→ **TASK GOAL**: What number of lines in the material contain the word "制动系统设计的意义"? Give that number alone.

→ **RAW DATA**:
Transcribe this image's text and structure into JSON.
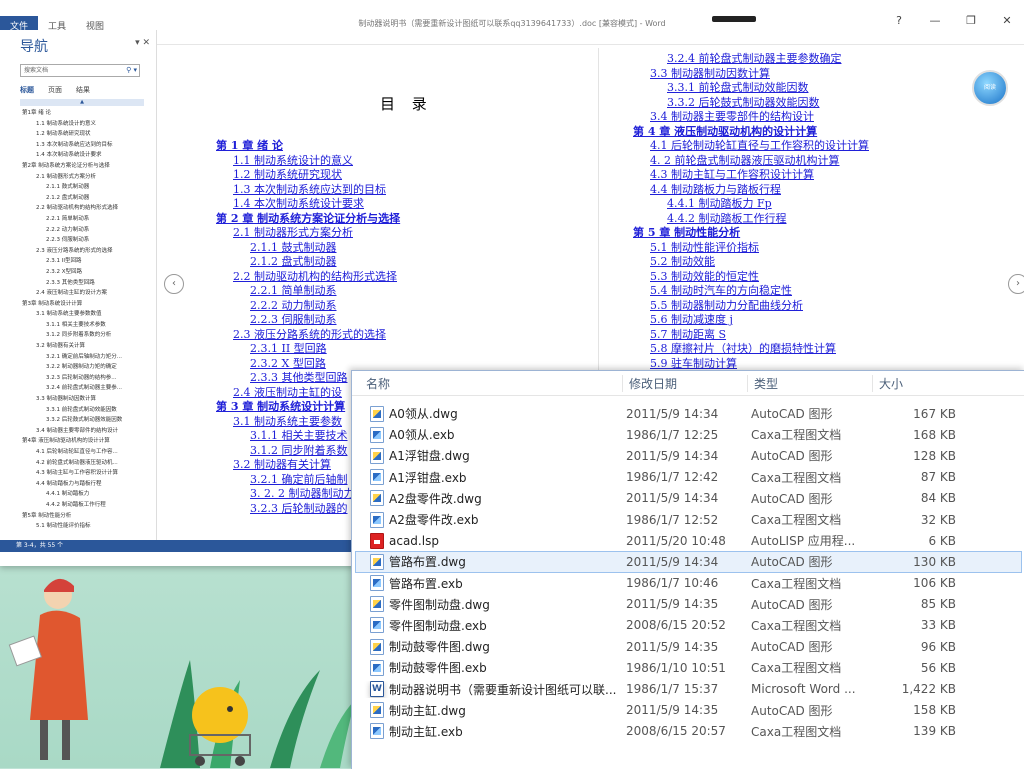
{
  "word": {
    "ribbon_tabs": [
      "文件",
      "工具",
      "视图"
    ],
    "title": "制动器说明书（需要重新设计图纸可以联系qq3139641733）.doc [兼容模式] - Word",
    "window_controls": [
      "?",
      "—",
      "❐",
      "✕"
    ],
    "nav": {
      "title": "导航",
      "search_placeholder": "搜索文档",
      "tabs": [
        "标题",
        "页面",
        "结果"
      ],
      "items": [
        {
          "level": 1,
          "text": "第1章 绪 论"
        },
        {
          "level": 2,
          "text": "1.1 制动系统设计的意义"
        },
        {
          "level": 2,
          "text": "1.2 制动系统研究现状"
        },
        {
          "level": 2,
          "text": "1.3 本次制动系统应达到的目标"
        },
        {
          "level": 2,
          "text": "1.4 本次制动系统设计要求"
        },
        {
          "level": 1,
          "text": "第2章 制动系统方案论证分析与选择"
        },
        {
          "level": 2,
          "text": "2.1 制动器形式方案分析"
        },
        {
          "level": 3,
          "text": "2.1.1 鼓式制动器"
        },
        {
          "level": 3,
          "text": "2.1.2 盘式制动器"
        },
        {
          "level": 2,
          "text": "2.2 制动驱动机构的结构形式选择"
        },
        {
          "level": 3,
          "text": "2.2.1 简单制动系"
        },
        {
          "level": 3,
          "text": "2.2.2 动力制动系"
        },
        {
          "level": 3,
          "text": "2.2.3 伺服制动系"
        },
        {
          "level": 2,
          "text": "2.3 液压分路系统的形式的选择"
        },
        {
          "level": 3,
          "text": "2.3.1 II型回路"
        },
        {
          "level": 3,
          "text": "2.3.2 X型回路"
        },
        {
          "level": 3,
          "text": "2.3.3 其他类型回路"
        },
        {
          "level": 2,
          "text": "2.4 液压制动主缸的设计方案"
        },
        {
          "level": 1,
          "text": "第3章 制动系统设计计算"
        },
        {
          "level": 2,
          "text": "3.1 制动系统主要参数数值"
        },
        {
          "level": 3,
          "text": "3.1.1 相关主要技术参数"
        },
        {
          "level": 3,
          "text": "3.1.2 同步附着系数的分析"
        },
        {
          "level": 2,
          "text": "3.2 制动器有关计算"
        },
        {
          "level": 3,
          "text": "3.2.1 确定前后轴制动力矩分..."
        },
        {
          "level": 3,
          "text": "3.2.2 制动器制动力矩的确定"
        },
        {
          "level": 3,
          "text": "3.2.3 后轮制动器的结构参..."
        },
        {
          "level": 3,
          "text": "3.2.4 前轮盘式制动器主要参..."
        },
        {
          "level": 2,
          "text": "3.3 制动器制动因数计算"
        },
        {
          "level": 3,
          "text": "3.3.1 前轮盘式制动效能因数"
        },
        {
          "level": 3,
          "text": "3.3.2 后轮鼓式制动器效能因数"
        },
        {
          "level": 2,
          "text": "3.4 制动器主要零部件的结构设计"
        },
        {
          "level": 1,
          "text": "第4章 液压制动驱动机构的设计计算"
        },
        {
          "level": 2,
          "text": "4.1 后轮制动轮缸直径与工作容..."
        },
        {
          "level": 2,
          "text": "4.2 前轮盘式制动器液压驱动机..."
        },
        {
          "level": 2,
          "text": "4.3 制动主缸与工作容积设计计算"
        },
        {
          "level": 2,
          "text": "4.4 制动踏板力与踏板行程"
        },
        {
          "level": 3,
          "text": "4.4.1 制动踏板力"
        },
        {
          "level": 3,
          "text": "4.4.2 制动踏板工作行程"
        },
        {
          "level": 1,
          "text": "第5章 制动性能分析"
        },
        {
          "level": 2,
          "text": "5.1 制动性能评价指标"
        }
      ]
    },
    "status": "第 3-4，共 55 个",
    "toc_heading": "目 录",
    "toc_left": [
      {
        "ch": true,
        "text": "第 1 章 绪 论"
      },
      {
        "ch": false,
        "ind": 1,
        "text": "1.1 制动系统设计的意义"
      },
      {
        "ch": false,
        "ind": 1,
        "text": "1.2 制动系统研究现状"
      },
      {
        "ch": false,
        "ind": 1,
        "text": "1.3 本次制动系统应达到的目标"
      },
      {
        "ch": false,
        "ind": 1,
        "text": "1.4 本次制动系统设计要求"
      },
      {
        "ch": true,
        "text": "第 2 章 制动系统方案论证分析与选择"
      },
      {
        "ch": false,
        "ind": 1,
        "text": "2.1 制动器形式方案分析"
      },
      {
        "ch": false,
        "ind": 2,
        "text": "2.1.1 鼓式制动器"
      },
      {
        "ch": false,
        "ind": 2,
        "text": "2.1.2 盘式制动器"
      },
      {
        "ch": false,
        "ind": 1,
        "text": "2.2 制动驱动机构的结构形式选择"
      },
      {
        "ch": false,
        "ind": 2,
        "text": "2.2.1 简单制动系"
      },
      {
        "ch": false,
        "ind": 2,
        "text": "2.2.2 动力制动系"
      },
      {
        "ch": false,
        "ind": 2,
        "text": "2.2.3 伺服制动系"
      },
      {
        "ch": false,
        "ind": 1,
        "text": "2.3 液压分路系统的形式的选择"
      },
      {
        "ch": false,
        "ind": 2,
        "text": "2.3.1 II 型回路"
      },
      {
        "ch": false,
        "ind": 2,
        "text": "2.3.2 X 型回路"
      },
      {
        "ch": false,
        "ind": 2,
        "text": "2.3.3 其他类型回路"
      },
      {
        "ch": false,
        "ind": 1,
        "text": "2.4 液压制动主缸的设"
      },
      {
        "ch": true,
        "text": "第 3 章 制动系统设计计算"
      },
      {
        "ch": false,
        "ind": 1,
        "text": "3.1 制动系统主要参数"
      },
      {
        "ch": false,
        "ind": 2,
        "text": "3.1.1 相关主要技术"
      },
      {
        "ch": false,
        "ind": 2,
        "text": "3.1.2 同步附着系数"
      },
      {
        "ch": false,
        "ind": 1,
        "text": "3.2 制动器有关计算"
      },
      {
        "ch": false,
        "ind": 2,
        "text": "3.2.1 确定前后轴制"
      },
      {
        "ch": false,
        "ind": 2,
        "text": "3. 2. 2 制动器制动力"
      },
      {
        "ch": false,
        "ind": 2,
        "text": "3.2.3 后轮制动器的"
      }
    ],
    "toc_right": [
      {
        "ch": false,
        "ind": 2,
        "text": "3.2.4 前轮盘式制动器主要参数确定"
      },
      {
        "ch": false,
        "ind": 1,
        "text": "3.3 制动器制动因数计算"
      },
      {
        "ch": false,
        "ind": 2,
        "text": "3.3.1 前轮盘式制动效能因数"
      },
      {
        "ch": false,
        "ind": 2,
        "text": "3.3.2 后轮鼓式制动器效能因数"
      },
      {
        "ch": false,
        "ind": 1,
        "text": "3.4 制动器主要零部件的结构设计"
      },
      {
        "ch": true,
        "text": "第 4 章 液压制动驱动机构的设计计算"
      },
      {
        "ch": false,
        "ind": 1,
        "text": "4.1 后轮制动轮缸直径与工作容积的设计计算"
      },
      {
        "ch": false,
        "ind": 1,
        "text": "4. 2 前轮盘式制动器液压驱动机构计算"
      },
      {
        "ch": false,
        "ind": 1,
        "text": "4.3 制动主缸与工作容积设计计算"
      },
      {
        "ch": false,
        "ind": 1,
        "text": "4.4 制动踏板力与踏板行程"
      },
      {
        "ch": false,
        "ind": 2,
        "text": "4.4.1 制动踏板力 Fp"
      },
      {
        "ch": false,
        "ind": 2,
        "text": "4.4.2 制动踏板工作行程"
      },
      {
        "ch": true,
        "text": "第 5 章 制动性能分析"
      },
      {
        "ch": false,
        "ind": 1,
        "text": "5.1 制动性能评价指标"
      },
      {
        "ch": false,
        "ind": 1,
        "text": "5.2 制动效能"
      },
      {
        "ch": false,
        "ind": 1,
        "text": "5.3 制动效能的恒定性"
      },
      {
        "ch": false,
        "ind": 1,
        "text": "5.4 制动时汽车的方向稳定性"
      },
      {
        "ch": false,
        "ind": 1,
        "text": "5.5 制动器制动力分配曲线分析"
      },
      {
        "ch": false,
        "ind": 1,
        "text": "5.6 制动减速度 j"
      },
      {
        "ch": false,
        "ind": 1,
        "text": "5.7 制动距离 S"
      },
      {
        "ch": false,
        "ind": 1,
        "text": "5.8 摩擦衬片（衬块）的磨损特性计算"
      },
      {
        "ch": false,
        "ind": 1,
        "text": "5.9 驻车制动计算"
      }
    ],
    "read_badge": "阅读"
  },
  "explorer": {
    "columns": {
      "name": "名称",
      "date": "修改日期",
      "type": "类型",
      "size": "大小"
    },
    "files": [
      {
        "name": "A0领从.dwg",
        "date": "2011/5/9 14:34",
        "type": "AutoCAD 图形",
        "size": "167 KB",
        "icon": "dwg"
      },
      {
        "name": "A0领从.exb",
        "date": "1986/1/7 12:25",
        "type": "Caxa工程图文档",
        "size": "168 KB",
        "icon": "exb"
      },
      {
        "name": "A1浮钳盘.dwg",
        "date": "2011/5/9 14:34",
        "type": "AutoCAD 图形",
        "size": "128 KB",
        "icon": "dwg"
      },
      {
        "name": "A1浮钳盘.exb",
        "date": "1986/1/7 12:42",
        "type": "Caxa工程图文档",
        "size": "87 KB",
        "icon": "exb"
      },
      {
        "name": "A2盘零件改.dwg",
        "date": "2011/5/9 14:34",
        "type": "AutoCAD 图形",
        "size": "84 KB",
        "icon": "dwg"
      },
      {
        "name": "A2盘零件改.exb",
        "date": "1986/1/7 12:52",
        "type": "Caxa工程图文档",
        "size": "32 KB",
        "icon": "exb"
      },
      {
        "name": "acad.lsp",
        "date": "2011/5/20 10:48",
        "type": "AutoLISP 应用程...",
        "size": "6 KB",
        "icon": "lsp"
      },
      {
        "name": "管路布置.dwg",
        "date": "2011/5/9 14:34",
        "type": "AutoCAD 图形",
        "size": "130 KB",
        "icon": "dwg",
        "selected": true
      },
      {
        "name": "管路布置.exb",
        "date": "1986/1/7 10:46",
        "type": "Caxa工程图文档",
        "size": "106 KB",
        "icon": "exb"
      },
      {
        "name": "零件图制动盘.dwg",
        "date": "2011/5/9 14:35",
        "type": "AutoCAD 图形",
        "size": "85 KB",
        "icon": "dwg"
      },
      {
        "name": "零件图制动盘.exb",
        "date": "2008/6/15 20:52",
        "type": "Caxa工程图文档",
        "size": "33 KB",
        "icon": "exb"
      },
      {
        "name": "制动鼓零件图.dwg",
        "date": "2011/5/9 14:35",
        "type": "AutoCAD 图形",
        "size": "96 KB",
        "icon": "dwg"
      },
      {
        "name": "制动鼓零件图.exb",
        "date": "1986/1/10 10:51",
        "type": "Caxa工程图文档",
        "size": "56 KB",
        "icon": "exb"
      },
      {
        "name": "制动器说明书（需要重新设计图纸可以联...",
        "date": "1986/1/7 15:37",
        "type": "Microsoft Word ...",
        "size": "1,422 KB",
        "icon": "word"
      },
      {
        "name": "制动主缸.dwg",
        "date": "2011/5/9 14:35",
        "type": "AutoCAD 图形",
        "size": "158 KB",
        "icon": "dwg"
      },
      {
        "name": "制动主缸.exb",
        "date": "2008/6/15 20:57",
        "type": "Caxa工程图文档",
        "size": "139 KB",
        "icon": "exb"
      }
    ]
  }
}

→ **THE ANSWER**: 2